What is asked: Collect every line of the records below that contains the word "name".
+++++
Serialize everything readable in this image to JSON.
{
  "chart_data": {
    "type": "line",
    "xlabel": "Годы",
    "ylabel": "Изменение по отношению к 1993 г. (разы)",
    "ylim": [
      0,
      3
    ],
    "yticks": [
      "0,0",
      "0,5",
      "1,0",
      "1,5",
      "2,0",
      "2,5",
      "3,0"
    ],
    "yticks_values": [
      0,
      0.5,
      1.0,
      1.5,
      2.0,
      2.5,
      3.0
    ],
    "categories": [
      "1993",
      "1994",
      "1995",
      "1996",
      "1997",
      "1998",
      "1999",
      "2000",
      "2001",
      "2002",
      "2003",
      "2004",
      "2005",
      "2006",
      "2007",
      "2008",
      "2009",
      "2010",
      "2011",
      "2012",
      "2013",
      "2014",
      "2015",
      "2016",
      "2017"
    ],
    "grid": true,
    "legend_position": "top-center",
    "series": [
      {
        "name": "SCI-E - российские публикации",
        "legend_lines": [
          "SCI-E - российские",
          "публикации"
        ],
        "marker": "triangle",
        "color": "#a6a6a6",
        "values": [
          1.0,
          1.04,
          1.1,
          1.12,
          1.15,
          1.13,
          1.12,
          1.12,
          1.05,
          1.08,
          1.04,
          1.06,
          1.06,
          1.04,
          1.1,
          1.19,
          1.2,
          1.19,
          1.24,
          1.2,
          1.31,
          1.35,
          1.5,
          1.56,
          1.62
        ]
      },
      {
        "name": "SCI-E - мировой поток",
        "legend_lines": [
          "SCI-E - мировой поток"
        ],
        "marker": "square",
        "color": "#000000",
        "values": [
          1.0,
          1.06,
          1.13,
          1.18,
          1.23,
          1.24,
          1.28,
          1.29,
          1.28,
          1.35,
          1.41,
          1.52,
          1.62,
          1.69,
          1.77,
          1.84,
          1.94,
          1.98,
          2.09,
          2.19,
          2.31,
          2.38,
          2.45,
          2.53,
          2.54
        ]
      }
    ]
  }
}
+++++
The reply:
        "name": "SCI-E - российские публикации",
        "name": "SCI-E - мировой поток",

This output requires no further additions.